BRIEF:
Copy out every line in the records below that contains the string "interactable".

ENTRIES SHOWN:
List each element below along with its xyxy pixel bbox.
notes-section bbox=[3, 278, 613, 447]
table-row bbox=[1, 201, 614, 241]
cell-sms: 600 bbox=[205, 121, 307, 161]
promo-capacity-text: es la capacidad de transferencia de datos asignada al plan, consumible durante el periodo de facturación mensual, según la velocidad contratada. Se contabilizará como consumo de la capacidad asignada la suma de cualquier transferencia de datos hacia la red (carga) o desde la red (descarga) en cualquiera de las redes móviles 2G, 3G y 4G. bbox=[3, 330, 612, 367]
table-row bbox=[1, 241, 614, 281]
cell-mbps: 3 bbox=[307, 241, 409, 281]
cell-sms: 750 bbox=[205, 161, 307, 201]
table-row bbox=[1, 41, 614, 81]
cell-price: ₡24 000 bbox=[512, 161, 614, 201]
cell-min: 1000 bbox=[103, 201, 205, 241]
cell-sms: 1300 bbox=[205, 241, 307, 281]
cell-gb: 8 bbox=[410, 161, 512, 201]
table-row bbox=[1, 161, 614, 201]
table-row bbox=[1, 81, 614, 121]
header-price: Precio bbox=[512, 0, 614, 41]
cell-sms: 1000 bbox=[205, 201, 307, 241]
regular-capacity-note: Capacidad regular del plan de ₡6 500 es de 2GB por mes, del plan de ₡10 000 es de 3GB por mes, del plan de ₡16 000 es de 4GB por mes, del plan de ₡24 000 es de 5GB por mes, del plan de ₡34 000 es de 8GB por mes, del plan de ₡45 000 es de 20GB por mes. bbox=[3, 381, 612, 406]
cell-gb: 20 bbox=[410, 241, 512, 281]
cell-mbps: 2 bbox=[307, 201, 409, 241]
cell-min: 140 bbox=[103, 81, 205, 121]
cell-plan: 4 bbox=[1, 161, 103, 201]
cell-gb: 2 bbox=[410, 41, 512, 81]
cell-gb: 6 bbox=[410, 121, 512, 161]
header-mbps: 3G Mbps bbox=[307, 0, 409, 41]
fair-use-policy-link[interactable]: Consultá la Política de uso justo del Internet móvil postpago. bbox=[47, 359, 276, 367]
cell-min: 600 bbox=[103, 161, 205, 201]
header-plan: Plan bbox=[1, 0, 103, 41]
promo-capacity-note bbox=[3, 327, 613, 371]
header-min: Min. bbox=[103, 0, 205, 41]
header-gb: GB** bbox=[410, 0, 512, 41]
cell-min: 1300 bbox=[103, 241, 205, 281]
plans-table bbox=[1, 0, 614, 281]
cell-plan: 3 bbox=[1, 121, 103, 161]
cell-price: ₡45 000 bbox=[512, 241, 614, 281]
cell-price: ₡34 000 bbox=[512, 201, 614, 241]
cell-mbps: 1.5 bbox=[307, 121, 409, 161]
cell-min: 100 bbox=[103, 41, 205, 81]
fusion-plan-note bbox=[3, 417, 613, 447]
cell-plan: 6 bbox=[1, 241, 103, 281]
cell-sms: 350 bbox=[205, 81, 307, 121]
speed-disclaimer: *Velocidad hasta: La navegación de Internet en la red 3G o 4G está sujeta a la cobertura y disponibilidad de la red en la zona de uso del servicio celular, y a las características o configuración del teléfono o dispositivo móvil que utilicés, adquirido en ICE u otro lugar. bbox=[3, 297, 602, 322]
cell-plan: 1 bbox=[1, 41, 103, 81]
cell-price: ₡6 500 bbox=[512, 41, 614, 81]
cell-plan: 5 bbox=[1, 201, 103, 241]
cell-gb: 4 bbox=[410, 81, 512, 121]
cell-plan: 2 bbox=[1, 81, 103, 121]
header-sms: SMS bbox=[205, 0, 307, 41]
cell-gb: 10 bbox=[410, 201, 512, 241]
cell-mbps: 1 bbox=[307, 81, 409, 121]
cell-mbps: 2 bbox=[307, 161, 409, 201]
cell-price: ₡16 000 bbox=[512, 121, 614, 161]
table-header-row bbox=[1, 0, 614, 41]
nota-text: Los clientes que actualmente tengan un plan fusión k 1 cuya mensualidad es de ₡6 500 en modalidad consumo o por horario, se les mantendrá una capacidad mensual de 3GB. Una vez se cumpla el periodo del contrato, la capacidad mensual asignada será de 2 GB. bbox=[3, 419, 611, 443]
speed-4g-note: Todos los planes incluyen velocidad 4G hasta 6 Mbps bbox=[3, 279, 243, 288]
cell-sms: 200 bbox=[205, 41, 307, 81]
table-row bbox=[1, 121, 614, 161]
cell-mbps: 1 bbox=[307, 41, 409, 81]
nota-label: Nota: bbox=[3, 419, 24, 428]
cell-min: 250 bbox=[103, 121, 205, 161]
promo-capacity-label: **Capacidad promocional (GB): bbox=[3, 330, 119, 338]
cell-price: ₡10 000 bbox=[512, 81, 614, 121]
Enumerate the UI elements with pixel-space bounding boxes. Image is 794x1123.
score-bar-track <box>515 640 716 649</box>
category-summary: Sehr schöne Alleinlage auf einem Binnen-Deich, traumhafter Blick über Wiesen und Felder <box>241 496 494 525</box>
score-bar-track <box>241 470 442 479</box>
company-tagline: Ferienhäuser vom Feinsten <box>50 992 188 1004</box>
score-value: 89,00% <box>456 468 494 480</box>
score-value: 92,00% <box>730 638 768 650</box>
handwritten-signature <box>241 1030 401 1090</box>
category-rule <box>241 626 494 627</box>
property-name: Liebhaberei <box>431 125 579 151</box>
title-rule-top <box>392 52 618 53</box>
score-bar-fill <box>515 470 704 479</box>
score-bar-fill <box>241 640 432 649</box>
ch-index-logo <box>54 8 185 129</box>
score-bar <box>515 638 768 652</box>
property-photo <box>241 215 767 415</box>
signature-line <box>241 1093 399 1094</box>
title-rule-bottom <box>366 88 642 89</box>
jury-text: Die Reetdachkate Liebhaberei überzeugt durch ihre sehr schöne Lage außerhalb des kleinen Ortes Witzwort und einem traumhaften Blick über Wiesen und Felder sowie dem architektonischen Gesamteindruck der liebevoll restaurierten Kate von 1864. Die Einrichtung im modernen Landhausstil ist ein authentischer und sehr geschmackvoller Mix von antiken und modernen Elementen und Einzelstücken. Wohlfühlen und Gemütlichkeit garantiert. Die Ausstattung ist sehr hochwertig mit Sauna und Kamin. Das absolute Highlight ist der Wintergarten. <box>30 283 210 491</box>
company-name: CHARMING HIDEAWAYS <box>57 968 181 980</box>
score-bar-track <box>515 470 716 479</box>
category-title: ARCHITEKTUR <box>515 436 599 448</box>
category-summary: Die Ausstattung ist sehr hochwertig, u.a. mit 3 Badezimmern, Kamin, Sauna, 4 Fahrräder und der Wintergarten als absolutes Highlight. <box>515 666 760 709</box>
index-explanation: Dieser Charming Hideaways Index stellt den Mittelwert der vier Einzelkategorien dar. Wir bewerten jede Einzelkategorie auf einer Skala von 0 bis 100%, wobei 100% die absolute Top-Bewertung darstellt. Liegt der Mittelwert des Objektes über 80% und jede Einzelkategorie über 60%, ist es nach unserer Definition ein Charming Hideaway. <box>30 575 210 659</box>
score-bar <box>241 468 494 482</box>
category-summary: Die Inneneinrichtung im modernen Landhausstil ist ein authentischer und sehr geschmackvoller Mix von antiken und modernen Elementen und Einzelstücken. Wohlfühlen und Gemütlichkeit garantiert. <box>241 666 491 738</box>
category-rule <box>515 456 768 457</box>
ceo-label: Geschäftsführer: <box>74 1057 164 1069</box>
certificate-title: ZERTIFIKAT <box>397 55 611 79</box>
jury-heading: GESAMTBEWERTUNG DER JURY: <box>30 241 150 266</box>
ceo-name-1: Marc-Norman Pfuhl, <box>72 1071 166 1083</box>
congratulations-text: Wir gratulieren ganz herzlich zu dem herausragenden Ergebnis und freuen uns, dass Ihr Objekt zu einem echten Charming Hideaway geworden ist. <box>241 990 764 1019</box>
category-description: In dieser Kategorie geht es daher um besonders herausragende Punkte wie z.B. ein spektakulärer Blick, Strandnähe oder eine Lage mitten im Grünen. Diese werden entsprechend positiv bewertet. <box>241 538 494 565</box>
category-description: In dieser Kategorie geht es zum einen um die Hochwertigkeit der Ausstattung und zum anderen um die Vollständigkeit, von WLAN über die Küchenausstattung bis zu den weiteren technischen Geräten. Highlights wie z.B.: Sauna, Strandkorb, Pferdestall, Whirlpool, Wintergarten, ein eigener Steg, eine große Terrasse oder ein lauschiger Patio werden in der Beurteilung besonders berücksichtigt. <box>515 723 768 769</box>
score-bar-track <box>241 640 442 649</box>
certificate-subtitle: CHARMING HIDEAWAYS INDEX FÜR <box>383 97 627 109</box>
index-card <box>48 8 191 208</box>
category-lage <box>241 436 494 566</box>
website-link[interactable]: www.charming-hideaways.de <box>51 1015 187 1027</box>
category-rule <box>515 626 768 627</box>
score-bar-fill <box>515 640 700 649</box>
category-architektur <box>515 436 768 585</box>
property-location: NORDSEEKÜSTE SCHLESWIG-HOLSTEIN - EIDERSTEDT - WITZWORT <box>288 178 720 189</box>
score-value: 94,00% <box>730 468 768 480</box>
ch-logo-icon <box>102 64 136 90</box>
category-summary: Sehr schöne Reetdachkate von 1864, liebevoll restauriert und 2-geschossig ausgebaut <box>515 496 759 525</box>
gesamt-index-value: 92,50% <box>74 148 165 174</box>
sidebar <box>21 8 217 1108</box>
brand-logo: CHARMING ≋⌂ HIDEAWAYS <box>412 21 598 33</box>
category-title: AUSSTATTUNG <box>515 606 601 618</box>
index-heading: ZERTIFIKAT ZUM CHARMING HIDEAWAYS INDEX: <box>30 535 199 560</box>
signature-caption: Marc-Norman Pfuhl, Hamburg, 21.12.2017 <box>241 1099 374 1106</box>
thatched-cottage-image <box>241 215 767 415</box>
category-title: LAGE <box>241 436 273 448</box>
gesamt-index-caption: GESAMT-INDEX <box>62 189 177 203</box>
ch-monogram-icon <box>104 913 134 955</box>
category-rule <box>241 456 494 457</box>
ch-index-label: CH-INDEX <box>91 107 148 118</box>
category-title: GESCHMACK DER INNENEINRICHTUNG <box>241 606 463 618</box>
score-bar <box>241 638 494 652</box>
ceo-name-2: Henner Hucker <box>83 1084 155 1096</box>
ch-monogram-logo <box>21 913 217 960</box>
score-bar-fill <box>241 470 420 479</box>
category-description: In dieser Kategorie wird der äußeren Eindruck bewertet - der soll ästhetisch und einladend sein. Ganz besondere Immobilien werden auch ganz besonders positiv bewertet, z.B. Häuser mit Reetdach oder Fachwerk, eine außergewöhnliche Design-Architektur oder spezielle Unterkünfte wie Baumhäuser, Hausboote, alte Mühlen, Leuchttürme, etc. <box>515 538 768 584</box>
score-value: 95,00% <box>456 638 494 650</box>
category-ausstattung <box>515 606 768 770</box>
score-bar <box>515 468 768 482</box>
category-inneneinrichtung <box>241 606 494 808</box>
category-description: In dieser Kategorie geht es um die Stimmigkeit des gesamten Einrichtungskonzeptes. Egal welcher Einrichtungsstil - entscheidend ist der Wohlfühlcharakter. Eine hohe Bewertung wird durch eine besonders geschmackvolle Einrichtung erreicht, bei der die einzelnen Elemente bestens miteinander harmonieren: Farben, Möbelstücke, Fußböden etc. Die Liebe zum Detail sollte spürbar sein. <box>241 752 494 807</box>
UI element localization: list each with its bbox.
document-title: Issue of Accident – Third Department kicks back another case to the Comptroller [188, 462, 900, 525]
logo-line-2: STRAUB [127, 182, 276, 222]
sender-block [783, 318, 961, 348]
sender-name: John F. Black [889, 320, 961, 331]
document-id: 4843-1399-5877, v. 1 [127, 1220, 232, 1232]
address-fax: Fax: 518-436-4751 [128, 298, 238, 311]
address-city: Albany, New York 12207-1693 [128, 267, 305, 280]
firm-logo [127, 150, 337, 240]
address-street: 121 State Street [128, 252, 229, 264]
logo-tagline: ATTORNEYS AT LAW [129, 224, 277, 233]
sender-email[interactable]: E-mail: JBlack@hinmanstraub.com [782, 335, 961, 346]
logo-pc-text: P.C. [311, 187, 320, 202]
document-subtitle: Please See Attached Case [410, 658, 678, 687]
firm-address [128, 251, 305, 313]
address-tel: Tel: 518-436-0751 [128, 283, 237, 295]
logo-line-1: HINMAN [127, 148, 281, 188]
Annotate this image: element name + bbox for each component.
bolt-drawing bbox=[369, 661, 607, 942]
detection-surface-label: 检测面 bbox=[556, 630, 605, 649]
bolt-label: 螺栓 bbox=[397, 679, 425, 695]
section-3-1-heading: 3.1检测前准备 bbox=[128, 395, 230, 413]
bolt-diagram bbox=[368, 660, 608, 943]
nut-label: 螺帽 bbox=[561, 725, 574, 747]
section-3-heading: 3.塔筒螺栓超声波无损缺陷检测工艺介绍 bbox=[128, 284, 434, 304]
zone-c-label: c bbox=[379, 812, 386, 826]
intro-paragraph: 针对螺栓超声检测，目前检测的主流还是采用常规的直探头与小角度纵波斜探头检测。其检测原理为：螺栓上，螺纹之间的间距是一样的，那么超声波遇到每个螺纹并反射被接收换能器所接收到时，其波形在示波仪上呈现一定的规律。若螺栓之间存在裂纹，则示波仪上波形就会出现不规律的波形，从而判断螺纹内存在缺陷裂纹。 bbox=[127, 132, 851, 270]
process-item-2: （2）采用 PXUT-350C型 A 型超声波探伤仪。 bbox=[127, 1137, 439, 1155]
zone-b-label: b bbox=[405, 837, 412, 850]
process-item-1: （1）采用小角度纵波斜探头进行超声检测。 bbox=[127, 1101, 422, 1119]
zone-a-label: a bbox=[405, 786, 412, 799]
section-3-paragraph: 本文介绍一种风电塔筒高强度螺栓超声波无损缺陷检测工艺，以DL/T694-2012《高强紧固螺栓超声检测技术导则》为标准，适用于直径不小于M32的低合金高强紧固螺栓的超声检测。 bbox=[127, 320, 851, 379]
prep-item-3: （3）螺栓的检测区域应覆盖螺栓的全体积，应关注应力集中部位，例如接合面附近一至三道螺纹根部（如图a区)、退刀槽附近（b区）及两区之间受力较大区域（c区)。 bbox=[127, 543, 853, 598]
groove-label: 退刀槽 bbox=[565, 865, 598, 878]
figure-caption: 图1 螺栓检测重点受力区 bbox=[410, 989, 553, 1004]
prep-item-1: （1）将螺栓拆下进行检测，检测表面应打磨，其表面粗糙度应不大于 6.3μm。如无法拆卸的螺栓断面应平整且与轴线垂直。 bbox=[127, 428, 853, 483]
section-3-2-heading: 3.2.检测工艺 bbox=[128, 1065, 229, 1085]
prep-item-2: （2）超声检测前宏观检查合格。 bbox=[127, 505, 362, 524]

RESPONSE FOR THIS EXERCISE:
fair-use-policy-link[interactable]: Consultá la Política de uso justo del Internet móvil postpago. bbox=[47, 359, 276, 367]
website-link[interactable]: www.charming-hideaways.de <box>51 1015 187 1027</box>
sender-email[interactable]: E-mail: JBlack@hinmanstraub.com [782, 335, 961, 346]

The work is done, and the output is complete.